▶ [任务说明]:
根据原文摘录中的AC代码及其注释，若一条边连接的两个联通块均已有环，应如何处理？

思路：通过父节点建立一个bool数组标记该联通块是否已经有环。

AC代码：

#include<bits/stdc++.h>
using namespace std;
struct tree
{
    int l,r,v;
}a[100010];
int fat[10001];
int flag[100010];
int father(int x)
{
    if(x!=fat[x]) fat[x]=father(fat[x]);
    return fat[x];
}
void unionn(int x,int y)
{
    fat[x]=y;
}
bool cmp(tree x,tree y)
{
    return x.v>y.v;
}
int main()
{
    int n,m;
    while(cin>>n>>m&&n+m)
    {
        memset(flag,0,sizeof(flag));
        for(int i=0;i<=n;++i)fat[i]=i;
        for(int i=1;i<=m;++i)
        {
            scanf("%d%d%d",&a[i].l,&a[i].r,&a[i].v);
        }
        sort(a+1,a+1+m,cmp);
        int tot=0;
        for(int i=1;i<=m;++i)
        {

            int fa=father(a[i].l),fb=father(a[i].r);

            if(fa!=fb)
            {
               if(flag[fa]&&flag[fb])continue;//若两个联通块均有环，则不能将它们合并；
               tot+=a[i].v;
               //cout<<a[i].l<<" "<<a[i].r<<" "<<i<<"yi"<<endl;
               //cout<<fa<<" "<<fb<<"yi"<<endl;
               unionn(fa,fb);
               if(flag[fa]||flag[fb])//有一者已经成环，另一端也被标记；
               {
                   flag[fa]=1;
                   flag[fb]=1;
               }
            }
            else//当前两点在同一棵树中；
            {
                if(!flag[fa])//若未成环，如下操作；
                {
                    tot+=a[i].v;
                    flag[fa]=1;
                }
            }
        }
        printf("%d\n",tot);
    }
    return 0;
}

The end；

▶ [所附条目]:
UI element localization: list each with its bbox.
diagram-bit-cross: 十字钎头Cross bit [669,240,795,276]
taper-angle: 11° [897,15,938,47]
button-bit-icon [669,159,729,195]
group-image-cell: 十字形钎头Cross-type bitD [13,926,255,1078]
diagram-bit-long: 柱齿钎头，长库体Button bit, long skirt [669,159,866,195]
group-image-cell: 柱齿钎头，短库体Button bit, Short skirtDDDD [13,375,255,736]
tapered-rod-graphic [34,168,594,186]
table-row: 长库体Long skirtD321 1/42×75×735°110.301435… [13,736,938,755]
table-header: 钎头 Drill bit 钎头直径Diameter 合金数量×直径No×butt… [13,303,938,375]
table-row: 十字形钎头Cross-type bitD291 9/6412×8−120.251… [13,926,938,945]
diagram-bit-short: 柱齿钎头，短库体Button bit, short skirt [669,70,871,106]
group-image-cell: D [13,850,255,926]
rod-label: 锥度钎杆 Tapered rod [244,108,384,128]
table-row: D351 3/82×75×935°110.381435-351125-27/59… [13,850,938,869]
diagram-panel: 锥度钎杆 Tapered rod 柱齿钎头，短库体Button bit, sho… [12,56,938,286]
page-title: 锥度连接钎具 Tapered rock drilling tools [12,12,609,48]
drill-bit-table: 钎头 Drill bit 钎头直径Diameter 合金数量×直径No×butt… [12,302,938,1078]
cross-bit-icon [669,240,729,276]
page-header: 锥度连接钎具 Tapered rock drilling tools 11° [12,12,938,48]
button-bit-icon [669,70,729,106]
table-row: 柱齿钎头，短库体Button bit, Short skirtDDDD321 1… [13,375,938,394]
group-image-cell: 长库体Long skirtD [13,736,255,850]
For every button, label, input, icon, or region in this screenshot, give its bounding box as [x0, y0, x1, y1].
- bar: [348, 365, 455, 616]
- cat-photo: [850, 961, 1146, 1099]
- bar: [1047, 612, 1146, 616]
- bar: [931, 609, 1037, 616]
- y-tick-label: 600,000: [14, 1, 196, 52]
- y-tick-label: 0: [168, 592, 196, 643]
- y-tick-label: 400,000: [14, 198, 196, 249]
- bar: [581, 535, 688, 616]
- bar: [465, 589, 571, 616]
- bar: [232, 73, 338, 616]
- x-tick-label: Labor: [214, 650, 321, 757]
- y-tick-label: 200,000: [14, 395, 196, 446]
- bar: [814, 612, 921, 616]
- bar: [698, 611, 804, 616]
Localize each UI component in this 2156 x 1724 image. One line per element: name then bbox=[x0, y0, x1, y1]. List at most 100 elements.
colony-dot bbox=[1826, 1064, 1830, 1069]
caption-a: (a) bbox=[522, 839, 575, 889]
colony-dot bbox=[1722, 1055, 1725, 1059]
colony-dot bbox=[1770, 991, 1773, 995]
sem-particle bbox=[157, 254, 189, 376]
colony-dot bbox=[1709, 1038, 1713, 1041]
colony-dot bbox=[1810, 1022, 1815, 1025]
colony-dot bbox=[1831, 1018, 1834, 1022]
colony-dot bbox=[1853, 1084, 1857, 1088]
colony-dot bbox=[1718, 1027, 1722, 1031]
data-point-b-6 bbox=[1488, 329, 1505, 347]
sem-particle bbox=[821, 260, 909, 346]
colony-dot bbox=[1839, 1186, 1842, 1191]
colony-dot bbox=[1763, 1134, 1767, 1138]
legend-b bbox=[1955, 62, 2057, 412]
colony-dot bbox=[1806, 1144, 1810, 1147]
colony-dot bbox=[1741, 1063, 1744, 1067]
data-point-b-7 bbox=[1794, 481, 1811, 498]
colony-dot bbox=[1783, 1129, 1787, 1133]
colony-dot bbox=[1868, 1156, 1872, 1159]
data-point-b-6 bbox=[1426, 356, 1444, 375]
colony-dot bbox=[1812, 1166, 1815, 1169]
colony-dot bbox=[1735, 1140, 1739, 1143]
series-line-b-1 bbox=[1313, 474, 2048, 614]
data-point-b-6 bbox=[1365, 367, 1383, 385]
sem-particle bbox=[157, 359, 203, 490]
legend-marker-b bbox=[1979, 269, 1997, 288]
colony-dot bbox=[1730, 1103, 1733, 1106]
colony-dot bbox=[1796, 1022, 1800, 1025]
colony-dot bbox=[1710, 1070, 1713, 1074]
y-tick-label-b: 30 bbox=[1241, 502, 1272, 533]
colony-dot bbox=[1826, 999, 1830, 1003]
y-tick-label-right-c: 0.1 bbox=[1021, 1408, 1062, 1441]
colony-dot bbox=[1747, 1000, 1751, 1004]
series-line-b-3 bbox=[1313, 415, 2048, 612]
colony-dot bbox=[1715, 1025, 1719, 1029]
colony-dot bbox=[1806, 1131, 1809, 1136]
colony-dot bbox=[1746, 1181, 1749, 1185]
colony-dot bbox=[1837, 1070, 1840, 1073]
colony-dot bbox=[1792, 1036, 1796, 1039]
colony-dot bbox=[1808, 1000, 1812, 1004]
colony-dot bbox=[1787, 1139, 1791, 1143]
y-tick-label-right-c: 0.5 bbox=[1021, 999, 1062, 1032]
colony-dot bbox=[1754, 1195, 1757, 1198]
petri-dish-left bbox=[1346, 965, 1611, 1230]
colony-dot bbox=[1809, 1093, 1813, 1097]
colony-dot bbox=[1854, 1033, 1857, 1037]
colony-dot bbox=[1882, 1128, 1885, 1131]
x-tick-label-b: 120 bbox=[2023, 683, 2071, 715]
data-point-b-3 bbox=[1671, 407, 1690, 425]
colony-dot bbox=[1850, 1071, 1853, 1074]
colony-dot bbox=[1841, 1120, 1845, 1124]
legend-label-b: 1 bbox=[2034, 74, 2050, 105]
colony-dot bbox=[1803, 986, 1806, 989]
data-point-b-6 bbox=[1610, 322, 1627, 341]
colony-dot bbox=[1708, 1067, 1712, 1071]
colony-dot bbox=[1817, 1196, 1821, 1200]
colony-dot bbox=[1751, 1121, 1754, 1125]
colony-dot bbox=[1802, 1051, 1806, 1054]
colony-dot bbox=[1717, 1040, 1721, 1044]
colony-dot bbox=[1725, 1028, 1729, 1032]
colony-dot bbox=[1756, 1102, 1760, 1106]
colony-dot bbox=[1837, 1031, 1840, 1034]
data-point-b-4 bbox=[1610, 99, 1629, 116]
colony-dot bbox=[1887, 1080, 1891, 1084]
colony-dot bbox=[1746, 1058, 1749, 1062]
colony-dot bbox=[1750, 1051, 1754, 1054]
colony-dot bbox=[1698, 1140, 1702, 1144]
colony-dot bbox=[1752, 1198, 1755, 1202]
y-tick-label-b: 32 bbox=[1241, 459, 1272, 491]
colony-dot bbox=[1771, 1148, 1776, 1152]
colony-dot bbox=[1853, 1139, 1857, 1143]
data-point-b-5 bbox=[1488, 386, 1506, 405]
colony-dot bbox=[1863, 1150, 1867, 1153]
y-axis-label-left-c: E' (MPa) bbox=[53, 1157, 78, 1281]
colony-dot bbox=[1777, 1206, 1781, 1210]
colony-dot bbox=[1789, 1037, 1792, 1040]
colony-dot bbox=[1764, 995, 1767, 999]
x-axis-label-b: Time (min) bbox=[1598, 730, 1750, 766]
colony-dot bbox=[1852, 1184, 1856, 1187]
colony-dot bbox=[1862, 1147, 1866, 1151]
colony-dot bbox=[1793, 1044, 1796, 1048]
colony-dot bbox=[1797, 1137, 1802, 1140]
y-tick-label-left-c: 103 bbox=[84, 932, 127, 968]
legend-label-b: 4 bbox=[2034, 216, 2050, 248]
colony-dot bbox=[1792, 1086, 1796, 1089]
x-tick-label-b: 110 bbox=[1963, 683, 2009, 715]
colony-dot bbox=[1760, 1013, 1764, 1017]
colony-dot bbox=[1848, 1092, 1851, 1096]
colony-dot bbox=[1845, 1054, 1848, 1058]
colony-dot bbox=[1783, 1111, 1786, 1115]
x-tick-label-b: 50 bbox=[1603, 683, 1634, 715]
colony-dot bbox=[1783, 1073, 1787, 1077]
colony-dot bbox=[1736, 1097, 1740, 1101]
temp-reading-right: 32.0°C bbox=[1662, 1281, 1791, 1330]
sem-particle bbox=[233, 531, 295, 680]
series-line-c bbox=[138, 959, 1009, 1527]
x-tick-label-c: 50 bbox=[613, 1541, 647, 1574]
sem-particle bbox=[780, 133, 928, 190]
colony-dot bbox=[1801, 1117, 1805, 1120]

▶ [本题解答]:
不能将这两个联通块合并，代码直接跳过该边。